Render the stretch of items from the first line through the line containing "signal-label: Long: [888, 237, 910, 248]" as a Markdown table with the columns Row and Item line. Omit blank lines, and include nothing beyond that stretch.

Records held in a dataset
====
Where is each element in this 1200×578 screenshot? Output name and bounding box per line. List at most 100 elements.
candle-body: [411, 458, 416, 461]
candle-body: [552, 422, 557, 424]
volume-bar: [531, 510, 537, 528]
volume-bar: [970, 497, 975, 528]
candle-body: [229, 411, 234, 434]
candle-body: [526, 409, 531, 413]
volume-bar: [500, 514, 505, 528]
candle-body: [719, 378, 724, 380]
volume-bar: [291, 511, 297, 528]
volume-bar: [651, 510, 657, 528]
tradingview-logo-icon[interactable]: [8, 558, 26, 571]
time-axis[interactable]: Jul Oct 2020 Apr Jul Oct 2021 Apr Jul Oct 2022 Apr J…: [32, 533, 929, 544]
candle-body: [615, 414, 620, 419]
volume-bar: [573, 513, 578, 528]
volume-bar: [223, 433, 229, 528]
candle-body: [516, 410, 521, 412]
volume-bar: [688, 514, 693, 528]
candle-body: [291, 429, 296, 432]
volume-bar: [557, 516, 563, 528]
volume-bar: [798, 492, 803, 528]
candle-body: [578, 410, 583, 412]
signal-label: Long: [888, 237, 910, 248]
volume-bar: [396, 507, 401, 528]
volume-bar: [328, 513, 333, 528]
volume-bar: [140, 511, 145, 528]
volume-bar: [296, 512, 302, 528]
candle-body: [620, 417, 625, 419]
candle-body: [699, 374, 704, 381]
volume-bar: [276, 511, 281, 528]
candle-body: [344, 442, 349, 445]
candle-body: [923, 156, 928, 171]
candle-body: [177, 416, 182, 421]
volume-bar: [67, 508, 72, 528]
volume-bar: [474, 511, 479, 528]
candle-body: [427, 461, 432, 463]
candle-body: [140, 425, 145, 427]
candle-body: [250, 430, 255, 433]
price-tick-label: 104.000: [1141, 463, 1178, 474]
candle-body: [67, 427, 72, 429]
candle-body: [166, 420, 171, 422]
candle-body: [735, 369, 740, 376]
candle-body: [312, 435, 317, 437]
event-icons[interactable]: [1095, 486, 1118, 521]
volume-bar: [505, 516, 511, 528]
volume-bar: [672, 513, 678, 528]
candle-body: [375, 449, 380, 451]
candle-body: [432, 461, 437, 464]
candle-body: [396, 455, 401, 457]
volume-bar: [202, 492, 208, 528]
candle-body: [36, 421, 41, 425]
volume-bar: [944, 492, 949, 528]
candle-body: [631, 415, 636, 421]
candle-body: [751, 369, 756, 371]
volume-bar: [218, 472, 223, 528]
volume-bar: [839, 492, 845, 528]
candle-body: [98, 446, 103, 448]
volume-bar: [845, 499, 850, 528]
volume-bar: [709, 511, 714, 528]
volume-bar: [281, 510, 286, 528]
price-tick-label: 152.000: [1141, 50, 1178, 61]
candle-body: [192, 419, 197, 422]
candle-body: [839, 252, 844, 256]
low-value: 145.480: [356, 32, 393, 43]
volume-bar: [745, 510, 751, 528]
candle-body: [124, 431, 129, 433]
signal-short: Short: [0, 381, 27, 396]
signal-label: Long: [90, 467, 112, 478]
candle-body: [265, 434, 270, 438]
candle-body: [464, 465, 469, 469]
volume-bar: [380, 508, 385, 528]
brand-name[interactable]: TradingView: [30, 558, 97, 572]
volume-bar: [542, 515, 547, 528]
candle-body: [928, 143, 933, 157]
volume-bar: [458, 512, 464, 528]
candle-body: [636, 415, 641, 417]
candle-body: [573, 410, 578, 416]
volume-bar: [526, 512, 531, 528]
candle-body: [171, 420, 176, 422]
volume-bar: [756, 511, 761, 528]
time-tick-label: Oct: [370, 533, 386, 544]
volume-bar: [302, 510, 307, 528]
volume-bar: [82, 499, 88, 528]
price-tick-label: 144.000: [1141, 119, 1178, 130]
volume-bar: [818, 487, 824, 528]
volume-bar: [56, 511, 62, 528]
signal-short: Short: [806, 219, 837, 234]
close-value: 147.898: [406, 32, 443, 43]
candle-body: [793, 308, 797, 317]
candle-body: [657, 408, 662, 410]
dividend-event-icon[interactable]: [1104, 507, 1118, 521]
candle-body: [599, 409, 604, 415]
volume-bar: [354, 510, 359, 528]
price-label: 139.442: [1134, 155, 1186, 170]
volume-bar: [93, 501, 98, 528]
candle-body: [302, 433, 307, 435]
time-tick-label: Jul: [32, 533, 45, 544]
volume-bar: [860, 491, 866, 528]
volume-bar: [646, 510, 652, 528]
====
[Solution to the exercise]:
| Row | Item line |
|---|---|
| 1 | Where is each element in this 1200×578 screenshot? Output name and bounding box per line. List at most 100 elements. |
| 2 | candle-body: [411, 458, 416, 461] |
| 3 | candle-body: [552, 422, 557, 424] |
| 4 | volume-bar: [531, 510, 537, 528] |
| 5 | volume-bar: [970, 497, 975, 528] |
| 6 | candle-body: [229, 411, 234, 434] |
| 7 | candle-body: [526, 409, 531, 413] |
| 8 | volume-bar: [500, 514, 505, 528] |
| 9 | candle-body: [719, 378, 724, 380] |
| 10 | volume-bar: [291, 511, 297, 528] |
| 11 | volume-bar: [651, 510, 657, 528] |
| 12 | tradingview-logo-icon[interactable]: [8, 558, 26, 571] |
| 13 | time-axis[interactable]: Jul Oct 2020 Apr Jul Oct 2021 Apr Jul Oct 2022 Apr J…: [32, 533, 929, 544] |
| 14 | candle-body: [615, 414, 620, 419] |
| 15 | volume-bar: [573, 513, 578, 528] |
| 16 | volume-bar: [223, 433, 229, 528] |
| 17 | candle-body: [516, 410, 521, 412] |
| 18 | volume-bar: [688, 514, 693, 528] |
| 19 | candle-body: [291, 429, 296, 432] |
| 20 | volume-bar: [557, 516, 563, 528] |
| 21 | volume-bar: [798, 492, 803, 528] |
| 22 | candle-body: [578, 410, 583, 412] |
| 23 | signal-label: Long: [888, 237, 910, 248] |